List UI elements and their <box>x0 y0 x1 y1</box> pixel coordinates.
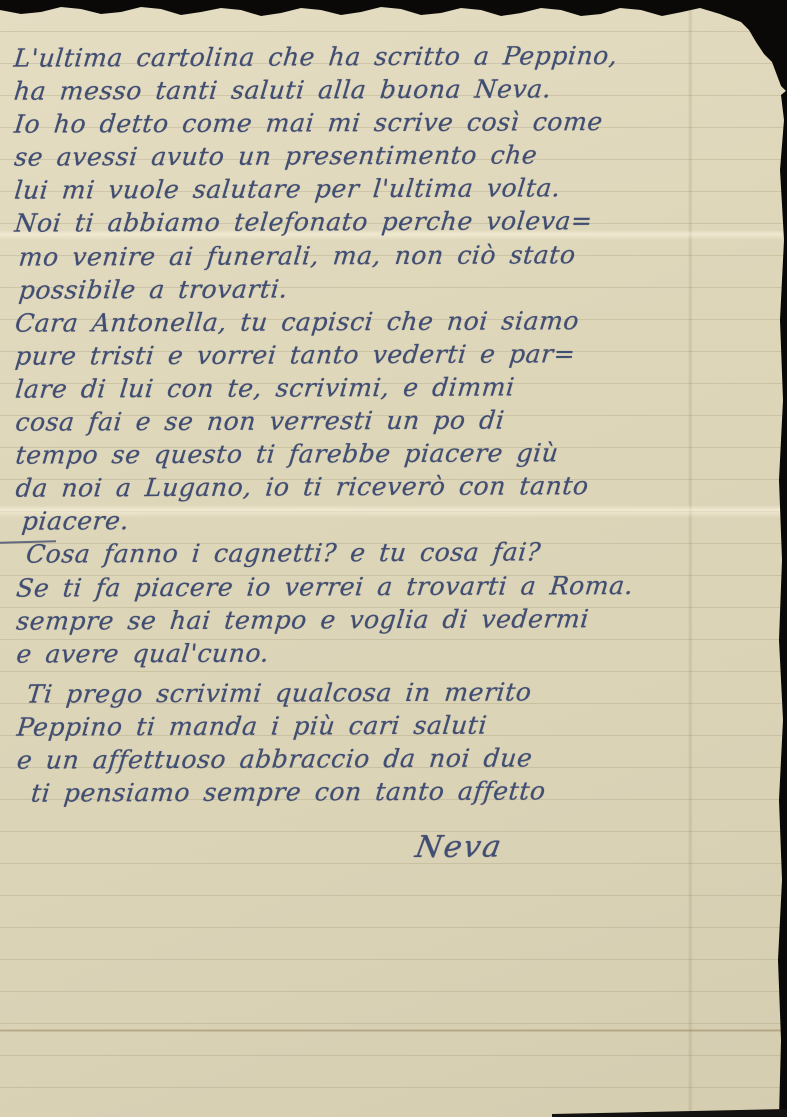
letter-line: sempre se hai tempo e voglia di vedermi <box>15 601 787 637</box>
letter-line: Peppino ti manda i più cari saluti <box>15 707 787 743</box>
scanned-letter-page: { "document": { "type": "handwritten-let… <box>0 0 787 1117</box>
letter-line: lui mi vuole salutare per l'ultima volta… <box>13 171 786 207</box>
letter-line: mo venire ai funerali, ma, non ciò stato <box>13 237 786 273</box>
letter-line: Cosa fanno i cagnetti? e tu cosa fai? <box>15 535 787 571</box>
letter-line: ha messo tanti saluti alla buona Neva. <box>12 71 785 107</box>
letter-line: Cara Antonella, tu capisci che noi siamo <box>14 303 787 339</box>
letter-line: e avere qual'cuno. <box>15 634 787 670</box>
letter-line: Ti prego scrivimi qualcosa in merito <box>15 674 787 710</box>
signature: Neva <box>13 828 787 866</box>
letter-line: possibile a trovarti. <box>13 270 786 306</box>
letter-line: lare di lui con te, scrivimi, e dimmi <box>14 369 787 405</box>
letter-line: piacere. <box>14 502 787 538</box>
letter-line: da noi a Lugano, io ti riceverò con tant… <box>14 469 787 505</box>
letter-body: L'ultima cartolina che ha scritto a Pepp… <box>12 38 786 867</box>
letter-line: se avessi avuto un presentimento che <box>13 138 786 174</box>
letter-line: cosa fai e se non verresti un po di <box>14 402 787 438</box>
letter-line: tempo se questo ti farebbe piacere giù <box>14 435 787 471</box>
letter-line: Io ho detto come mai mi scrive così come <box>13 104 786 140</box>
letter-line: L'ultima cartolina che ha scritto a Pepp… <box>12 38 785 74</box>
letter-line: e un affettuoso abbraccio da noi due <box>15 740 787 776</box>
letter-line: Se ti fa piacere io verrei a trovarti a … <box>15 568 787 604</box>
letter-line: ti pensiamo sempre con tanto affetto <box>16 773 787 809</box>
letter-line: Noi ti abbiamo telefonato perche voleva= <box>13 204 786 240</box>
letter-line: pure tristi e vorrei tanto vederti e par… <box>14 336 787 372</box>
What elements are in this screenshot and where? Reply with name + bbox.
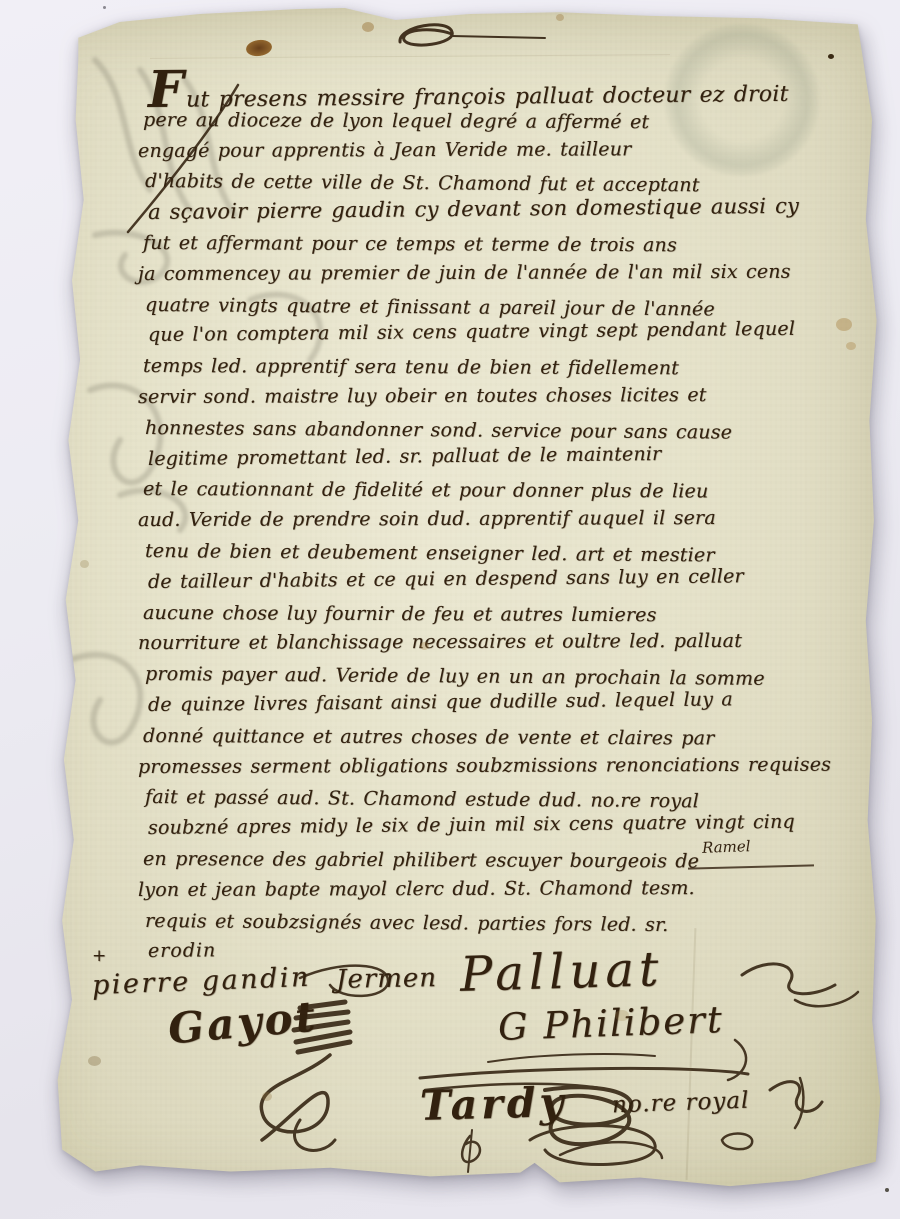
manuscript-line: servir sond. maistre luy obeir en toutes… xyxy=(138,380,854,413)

• _TASK STATEMENT_: Update the records by replacing "UI elements" with "interface elements" and keeping everything else the same. Leave the pictures out of your answer.

• _WRITTEN ANSWER_:
List interface elements and their <box>x0 y0 x1 y1</box> pixel coordinates.
letter-line: sempre se hai tempo e voglia di vedermi <box>15 601 787 637</box>
letter-line: Peppino ti manda i più cari saluti <box>15 707 787 743</box>
scanned-letter-page: { "document": { "type": "handwritten-let… <box>0 0 787 1117</box>
letter-line: lui mi vuole salutare per l'ultima volta… <box>13 171 786 207</box>
letter-line: mo venire ai funerali, ma, non ciò stato <box>13 237 786 273</box>
letter-line: Cosa fanno i cagnetti? e tu cosa fai? <box>15 535 787 571</box>
letter-line: ha messo tanti saluti alla buona Neva. <box>12 71 785 107</box>
letter-line: Cara Antonella, tu capisci che noi siamo <box>14 303 787 339</box>
letter-line: e avere qual'cuno. <box>15 634 787 670</box>
letter-line: Ti prego scrivimi qualcosa in merito <box>15 674 787 710</box>
signature: Neva <box>13 828 787 866</box>
letter-line: possibile a trovarti. <box>13 270 786 306</box>
letter-line: lare di lui con te, scrivimi, e dimmi <box>14 369 787 405</box>
letter-line: piacere. <box>14 502 787 538</box>
letter-line: da noi a Lugano, io ti riceverò con tant… <box>14 469 787 505</box>
letter-body: L'ultima cartolina che ha scritto a Pepp… <box>12 38 786 867</box>
letter-line: se avessi avuto un presentimento che <box>13 138 786 174</box>
letter-line: cosa fai e se non verresti un po di <box>14 402 787 438</box>
letter-line: tempo se questo ti farebbe piacere giù <box>14 435 787 471</box>
letter-line: Io ho detto come mai mi scrive così come <box>13 104 786 140</box>
letter-line: L'ultima cartolina che ha scritto a Pepp… <box>12 38 785 74</box>
letter-line: e un affettuoso abbraccio da noi due <box>15 740 787 776</box>
letter-line: Se ti fa piacere io verrei a trovarti a … <box>15 568 787 604</box>
letter-line: ti pensiamo sempre con tanto affetto <box>16 773 787 809</box>
letter-line: Noi ti abbiamo telefonato perche voleva= <box>13 204 786 240</box>
letter-line: pure tristi e vorrei tanto vederti e par… <box>14 336 787 372</box>
What elements are in this screenshot and where? Reply with name + bbox.
manuscript-line: servir sond. maistre luy obeir en toutes… xyxy=(138,380,854,413)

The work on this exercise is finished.